• PASSAGE TO READ
● ● ● ●

God Isn’t Good

Our fig leaves never work. We cling to them desperately, convinced they will give us a sense of competence and value, showing people we are worth accepting.

aw_godisn'tgood
avemario/Depositphotos.com

But fig leaves of any kind were never meant to give security. They’re just leaves. They aren’t meant to touch the soul.

And when we realize our “fig leaves” aren’t working, that what gave us security is falling apart, we go pursuing things such as erotic, sexual experiences. Author, John Eldredge, calls this “taking it to Eve”:

Why is pornography the most addictive thing in the universe for men? Certainly there’s the fact that a man is visually wired, that pictures and images arouse men much more than they do women. But the deeper reason is because that seductive beauty reaches down inside and touches your desperate hunger for validation as a man you didn’t even know you had, touches it like nothing else most men have ever experienced. You must understand—this is deeper than legs and breasts and good sex. It is mythological. Look at the lengths men will go to find the golden-haired woman. They have fought duels over her beauty; they have fought wars. You see, every man remembers Eve. We are haunted by her. And somehow we believe that if we could find her, get her back, then we’d also recover with her our own lost masculinity. (Wild at Heart)

At the end of the day, we know only God can give what we are looking for. It’s just we don’t have the patience or the confidence or the faith to approach Him when we’re feeling exposed and full of shame. The erotic beauty of a woman appears to be the safer, more immediate route to getting what we feel we need.

“You Don’t Have What It Takes”

When I was a boy, I built a chair. I wanted to paint the chair and give it to Mom. I was proud of it.

Dad and I were out in the garage near the chair. He was looking for something and I was telling him of my plans to paint it, but he ignored me. Maybe he said, “That’s nice son.” But nothing more.

● ● ● ●

[Region boundary data]
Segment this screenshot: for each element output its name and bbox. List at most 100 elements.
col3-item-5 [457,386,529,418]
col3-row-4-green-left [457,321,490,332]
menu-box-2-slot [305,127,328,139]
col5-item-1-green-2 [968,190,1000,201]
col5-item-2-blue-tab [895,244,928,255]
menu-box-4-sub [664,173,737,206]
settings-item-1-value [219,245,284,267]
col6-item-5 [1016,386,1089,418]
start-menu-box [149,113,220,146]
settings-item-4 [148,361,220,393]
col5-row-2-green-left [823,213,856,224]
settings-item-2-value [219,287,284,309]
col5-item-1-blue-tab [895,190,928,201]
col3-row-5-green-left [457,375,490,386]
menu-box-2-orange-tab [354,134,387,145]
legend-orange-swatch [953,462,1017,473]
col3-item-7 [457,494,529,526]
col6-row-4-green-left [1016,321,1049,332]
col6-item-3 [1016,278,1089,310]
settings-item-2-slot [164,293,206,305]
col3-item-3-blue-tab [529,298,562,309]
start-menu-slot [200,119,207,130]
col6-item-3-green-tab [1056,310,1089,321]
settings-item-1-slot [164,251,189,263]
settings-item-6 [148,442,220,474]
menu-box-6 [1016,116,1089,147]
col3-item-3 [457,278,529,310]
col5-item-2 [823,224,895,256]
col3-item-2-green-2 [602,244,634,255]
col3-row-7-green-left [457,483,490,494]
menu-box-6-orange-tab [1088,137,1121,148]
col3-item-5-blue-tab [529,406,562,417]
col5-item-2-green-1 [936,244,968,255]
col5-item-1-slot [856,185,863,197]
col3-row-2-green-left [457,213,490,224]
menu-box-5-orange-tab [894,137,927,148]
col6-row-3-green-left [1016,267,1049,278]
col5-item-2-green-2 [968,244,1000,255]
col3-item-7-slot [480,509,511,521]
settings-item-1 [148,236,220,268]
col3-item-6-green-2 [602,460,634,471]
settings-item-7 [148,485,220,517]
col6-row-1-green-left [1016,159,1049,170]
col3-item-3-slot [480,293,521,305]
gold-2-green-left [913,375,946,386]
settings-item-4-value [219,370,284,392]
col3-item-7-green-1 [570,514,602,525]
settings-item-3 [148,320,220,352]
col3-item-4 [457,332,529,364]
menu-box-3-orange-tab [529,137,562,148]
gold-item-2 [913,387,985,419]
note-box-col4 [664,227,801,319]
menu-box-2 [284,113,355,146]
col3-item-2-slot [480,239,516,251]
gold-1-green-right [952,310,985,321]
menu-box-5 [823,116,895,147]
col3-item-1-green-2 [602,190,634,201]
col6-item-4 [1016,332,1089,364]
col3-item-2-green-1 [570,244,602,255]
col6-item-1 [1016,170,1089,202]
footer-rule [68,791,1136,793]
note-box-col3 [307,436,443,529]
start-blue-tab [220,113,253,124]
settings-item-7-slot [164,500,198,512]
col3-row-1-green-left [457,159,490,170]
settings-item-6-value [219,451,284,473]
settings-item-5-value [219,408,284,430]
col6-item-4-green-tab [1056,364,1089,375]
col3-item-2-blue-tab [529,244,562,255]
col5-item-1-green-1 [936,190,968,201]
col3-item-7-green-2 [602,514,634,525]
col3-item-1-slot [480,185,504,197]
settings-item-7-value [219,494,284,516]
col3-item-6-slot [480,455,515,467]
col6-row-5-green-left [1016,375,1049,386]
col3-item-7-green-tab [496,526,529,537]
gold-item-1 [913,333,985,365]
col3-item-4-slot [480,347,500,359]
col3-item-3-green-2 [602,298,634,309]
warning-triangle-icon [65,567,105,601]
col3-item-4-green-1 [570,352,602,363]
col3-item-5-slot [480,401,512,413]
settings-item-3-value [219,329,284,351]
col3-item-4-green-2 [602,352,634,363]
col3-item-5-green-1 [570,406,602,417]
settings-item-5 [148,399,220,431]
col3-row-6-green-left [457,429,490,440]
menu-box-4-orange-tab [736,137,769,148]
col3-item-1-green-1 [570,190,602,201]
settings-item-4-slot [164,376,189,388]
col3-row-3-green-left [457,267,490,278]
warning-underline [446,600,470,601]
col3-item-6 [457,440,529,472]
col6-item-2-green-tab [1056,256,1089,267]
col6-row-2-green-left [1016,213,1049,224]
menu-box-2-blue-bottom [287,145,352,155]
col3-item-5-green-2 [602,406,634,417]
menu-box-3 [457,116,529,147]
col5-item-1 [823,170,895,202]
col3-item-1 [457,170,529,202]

● ● ● ●

• SET PROBLEM 1
Answer these questions about the passage on fig leaves.
(a) Which author does the passage quote, and from which book?
(b) What did the narrator build as a boy?
(c) Where were the narrator and Dad when the narrator described the plans to paint it?
• SET PROBLEM 2
In the records, take the stretch from their start through the line containing "col5-item-2 [823,224,895,256]", switch every "blue-tab" in it to "blue-flag", and write out only that stretch with nothing else changed.
The text and the records were taken from unrelated sources.

• FINAL ANSWER 1
(a) John Eldredge, from Wild at Heart.
(b) A chair.
(c) Out in the garage.

• FINAL ANSWER 2
Segment this screenshot: for each element output its name and bbox. List at most 100 elements.
col3-item-5 [457,386,529,418]
col3-row-4-green-left [457,321,490,332]
menu-box-2-slot [305,127,328,139]
col5-item-1-green-2 [968,190,1000,201]
col5-item-2-blue-flag [895,244,928,255]
menu-box-4-sub [664,173,737,206]
settings-item-1-value [219,245,284,267]
col6-item-5 [1016,386,1089,418]
start-menu-box [149,113,220,146]
settings-item-4 [148,361,220,393]
col5-row-2-green-left [823,213,856,224]
settings-item-2-value [219,287,284,309]
col5-item-1-blue-flag [895,190,928,201]
col3-row-5-green-left [457,375,490,386]
menu-box-2-orange-tab [354,134,387,145]
legend-orange-swatch [953,462,1017,473]
col3-item-7 [457,494,529,526]
col6-row-4-green-left [1016,321,1049,332]
col6-item-3 [1016,278,1089,310]
settings-item-2-slot [164,293,206,305]
col3-item-3-blue-flag [529,298,562,309]
start-menu-slot [200,119,207,130]
col6-item-3-green-tab [1056,310,1089,321]
settings-item-1-slot [164,251,189,263]
settings-item-6 [148,442,220,474]
menu-box-6 [1016,116,1089,147]
col3-item-3 [457,278,529,310]
col5-item-2 [823,224,895,256]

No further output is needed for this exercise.